» **WRITTEN INSTRUCTION**: Repeat each record exactly. Any picture gets left out.

» **SUPPLIED DATA**:
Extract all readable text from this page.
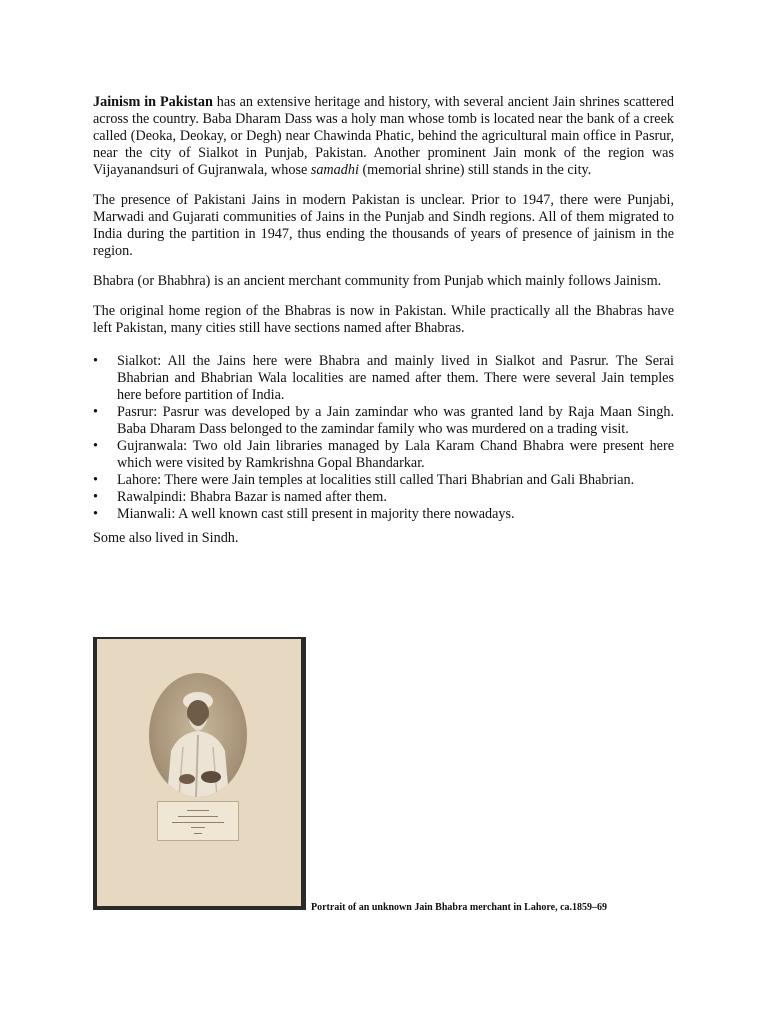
Jainism in Pakistan has an extensive heritage and history, with several ancient Jain shrines scattered across the country. Baba Dharam Dass was a holy man whose tomb is located near the bank of a creek called (Deoka, Deokay, or Degh) near Chawinda Phatic, behind the agricultural main office in Pasrur, near the city of Sialkot in Punjab, Pakistan. Another prominent Jain monk of the region was Vijayanandsuri of Gujranwala, whose samadhi (memorial shrine) still stands in the city.

The presence of Pakistani Jains in modern Pakistan is unclear. Prior to 1947, there were Punjabi, Marwadi and Gujarati communities of Jains in the Punjab and Sindh regions. All of them migrated to India during the partition in 1947, thus ending the thousands of years of presence of jainism in the region.

Bhabra (or Bhabhra) is an ancient merchant community from Punjab which mainly follows Jainism.

The original home region of the Bhabras is now in Pakistan. While practically all the Bhabras have left Pakistan, many cities still have sections named after Bhabras.

•	Sialkot: All the Jains here were Bhabra and mainly lived in Sialkot and Pasrur. The Serai Bhabrian and Bhabrian Wala localities are named after them. There were several Jain temples here before partition of India.
•	Pasrur: Pasrur was developed by a Jain zamindar who was granted land by Raja Maan Singh. Baba Dharam Dass belonged to the zamindar family who was murdered on a trading visit.
•	Gujranwala: Two old Jain libraries managed by Lala Karam Chand Bhabra were present here which were visited by Ramkrishna Gopal Bhandarkar.
•	Lahore: There were Jain temples at localities still called Thari Bhabrian and Gali Bhabrian.
•	Rawalpindi: Bhabra Bazar is named after them.
•	Mianwali: A well known cast still present in majority there nowadays.

Some also lived in Sindh.

Portrait of an unknown Jain Bhabra merchant in Lahore, ca.1859–69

» **EXERCISE OUTPUT**:
Extract all readable text from this page.
Jainism in Pakistan has an extensive heritage and history, with several ancient Jain shrines scattered across the country. Baba Dharam Dass was a holy man whose tomb is located near the bank of a creek called (Deoka, Deokay, or Degh) near Chawinda Phatic, behind the agricultural main office in Pasrur, near the city of Sialkot in Punjab, Pakistan. Another prominent Jain monk of the region was Vijayanandsuri of Gujranwala, whose samadhi (memorial shrine) still stands in the city.

The presence of Pakistani Jains in modern Pakistan is unclear. Prior to 1947, there were Punjabi, Marwadi and Gujarati communities of Jains in the Punjab and Sindh regions. All of them migrated to India during the partition in 1947, thus ending the thousands of years of presence of jainism in the region.

Bhabra (or Bhabhra) is an ancient merchant community from Punjab which mainly follows Jainism.

The original home region of the Bhabras is now in Pakistan. While practically all the Bhabras have left Pakistan, many cities still have sections named after Bhabras.

•	Sialkot: All the Jains here were Bhabra and mainly lived in Sialkot and Pasrur. The Serai Bhabrian and Bhabrian Wala localities are named after them. There were several Jain temples here before partition of India.
•	Pasrur: Pasrur was developed by a Jain zamindar who was granted land by Raja Maan Singh. Baba Dharam Dass belonged to the zamindar family who was murdered on a trading visit.
•	Gujranwala: Two old Jain libraries managed by Lala Karam Chand Bhabra were present here which were visited by Ramkrishna Gopal Bhandarkar.
•	Lahore: There were Jain temples at localities still called Thari Bhabrian and Gali Bhabrian.
•	Rawalpindi: Bhabra Bazar is named after them.
•	Mianwali: A well known cast still present in majority there nowadays.

Some also lived in Sindh.

Portrait of an unknown Jain Bhabra merchant in Lahore, ca.1859–69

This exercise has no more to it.